THE EXERCISE: Give the count of lines in the data that include the string "Trees", with no added remarks.

+++ DATA SUPPLIED

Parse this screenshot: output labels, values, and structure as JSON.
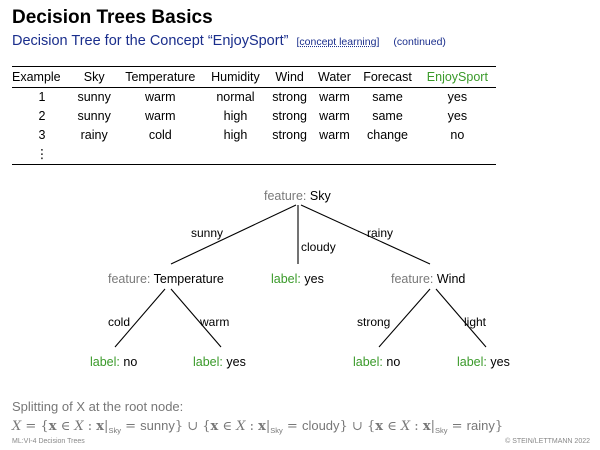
{
  "title": "Decision Trees Basics",
  "subtitle": "Decision Tree for the Concept “EnjoySport”",
  "subtitle_tag": "[concept learning]",
  "subtitle_cont": "(continued)",
  "table": {
    "headers": [
      "Example",
      "Sky",
      "Temperature",
      "Humidity",
      "Wind",
      "Water",
      "Forecast",
      "EnjoySport"
    ],
    "rows": [
      [
        "1",
        "sunny",
        "warm",
        "normal",
        "strong",
        "warm",
        "same",
        "yes"
      ],
      [
        "2",
        "sunny",
        "warm",
        "high",
        "strong",
        "warm",
        "same",
        "yes"
      ],
      [
        "3",
        "rainy",
        "cold",
        "high",
        "strong",
        "warm",
        "change",
        "no"
      ],
      [
        "⋮",
        "",
        "",
        "",
        "",
        "",
        "",
        ""
      ]
    ]
  },
  "tree": {
    "feature_prefix": "feature:",
    "label_prefix": "label:",
    "root": "Sky",
    "edge_sunny": "sunny",
    "edge_cloudy": "cloudy",
    "edge_rainy": "rainy",
    "temp": "Temperature",
    "cloudy_label": "yes",
    "wind": "Wind",
    "edge_cold": "cold",
    "edge_warm": "warm",
    "edge_strong": "strong",
    "edge_light": "light",
    "leaf_cold": "no",
    "leaf_warm": "yes",
    "leaf_strong": "no",
    "leaf_light": "yes"
  },
  "split_text": "Splitting of X at the root node:",
  "formula": {
    "sunny": "sunny",
    "cloudy": "cloudy",
    "rainy": "rainy",
    "sub": "Sky"
  },
  "footer_left": "ML:VI-4   Decision Trees",
  "footer_right": "© STEIN/LETTMANN 2022"
}
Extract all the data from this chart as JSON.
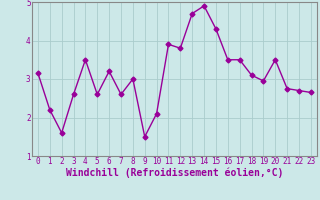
{
  "x": [
    0,
    1,
    2,
    3,
    4,
    5,
    6,
    7,
    8,
    9,
    10,
    11,
    12,
    13,
    14,
    15,
    16,
    17,
    18,
    19,
    20,
    21,
    22,
    23
  ],
  "y": [
    3.15,
    2.2,
    1.6,
    2.6,
    3.5,
    2.6,
    3.2,
    2.6,
    3.0,
    1.5,
    2.1,
    3.9,
    3.8,
    4.7,
    4.9,
    4.3,
    3.5,
    3.5,
    3.1,
    2.95,
    3.5,
    2.75,
    2.7,
    2.65
  ],
  "line_color": "#990099",
  "marker": "D",
  "markersize": 2.5,
  "linewidth": 1.0,
  "bg_color": "#cce8e8",
  "grid_color": "#aacccc",
  "xlabel": "Windchill (Refroidissement éolien,°C)",
  "xlabel_color": "#990099",
  "xlim": [
    -0.5,
    23.5
  ],
  "ylim": [
    1.0,
    5.0
  ],
  "yticks": [
    1,
    2,
    3,
    4,
    5
  ],
  "xticks": [
    0,
    1,
    2,
    3,
    4,
    5,
    6,
    7,
    8,
    9,
    10,
    11,
    12,
    13,
    14,
    15,
    16,
    17,
    18,
    19,
    20,
    21,
    22,
    23
  ],
  "tick_label_fontsize": 5.5,
  "xlabel_fontsize": 7.0,
  "border_color": "#888888"
}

++++++

PROBLEM SOLUTION: 2